Pick out every line that holds the string "battery" and copy it.

Collection entries:
☆ ☆ ☆

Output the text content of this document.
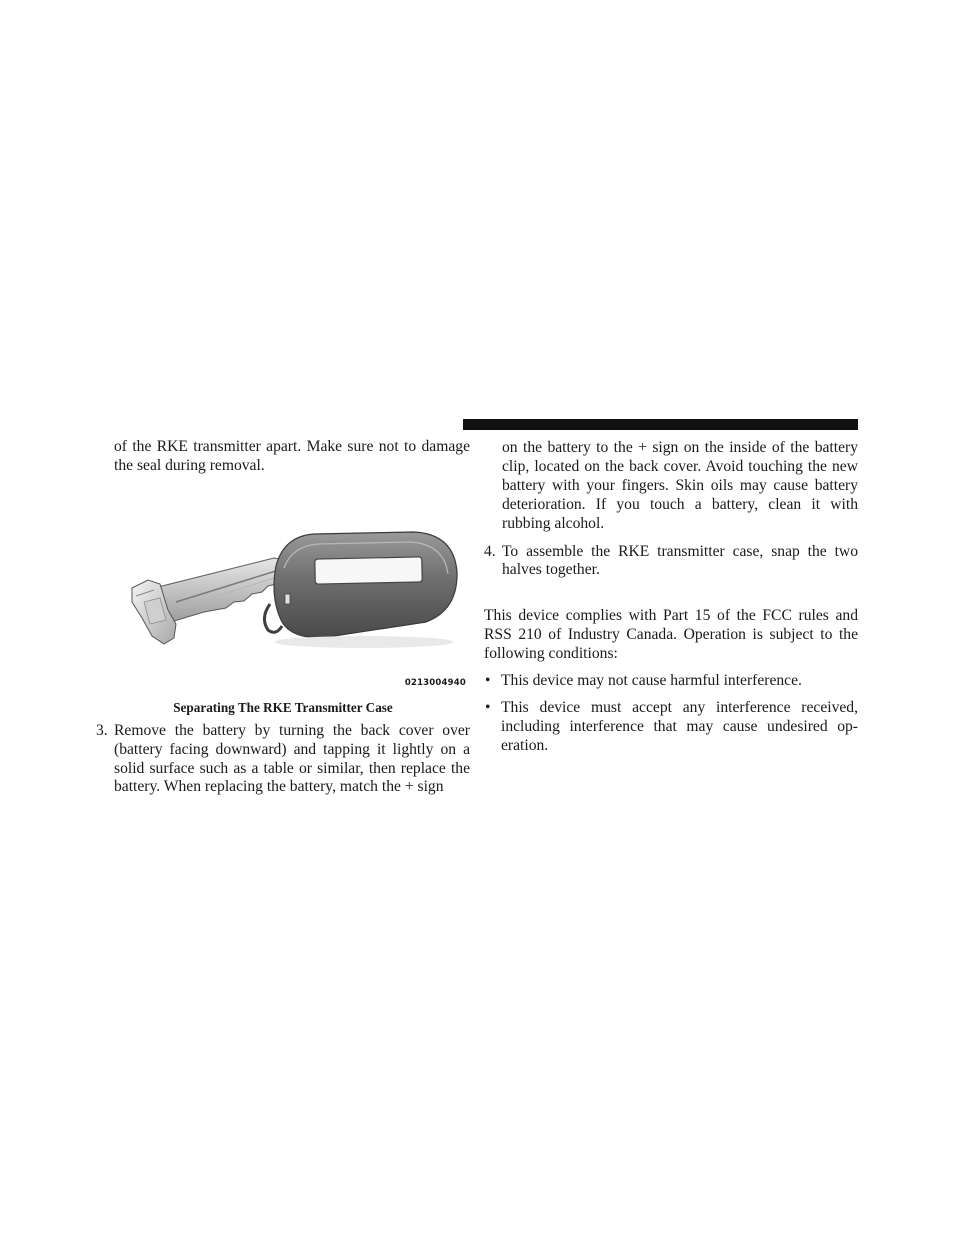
of the RKE transmitter apart. Make sure not to damage the seal during removal.

0213004940
Separating The RKE Transmitter Case

3. Remove the battery by turning the back cover over (battery facing downward) and tapping it lightly on a solid surface such as a table or similar, then replace the battery. When replacing the battery, match the + sign

on the battery to the + sign on the inside of the battery clip, located on the back cover. Avoid touching the new battery with your fingers. Skin oils may cause battery deterioration. If you touch a battery, clean it with rubbing alcohol.

4. To assemble the RKE transmitter case, snap the two halves together.

This device complies with Part 15 of the FCC rules and RSS 210 of Industry Canada. Operation is subject to the following conditions:

• This device may not cause harmful interference.

• This device must accept any interference received, including interference that may cause undesired op-eration.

☆ ☆ ☆

Reply>
3. Remove the battery by turning the back cover over (battery facing downward) and tapping it lightly on a solid surface such as a table or similar, then replace the battery. When replacing the battery, match the + sign
on the battery to the + sign on the inside of the battery clip, located on the back cover. Avoid touching the new battery with your fingers. Skin oils may cause battery deterioration. If you touch a battery, clean it with rubbing alcohol.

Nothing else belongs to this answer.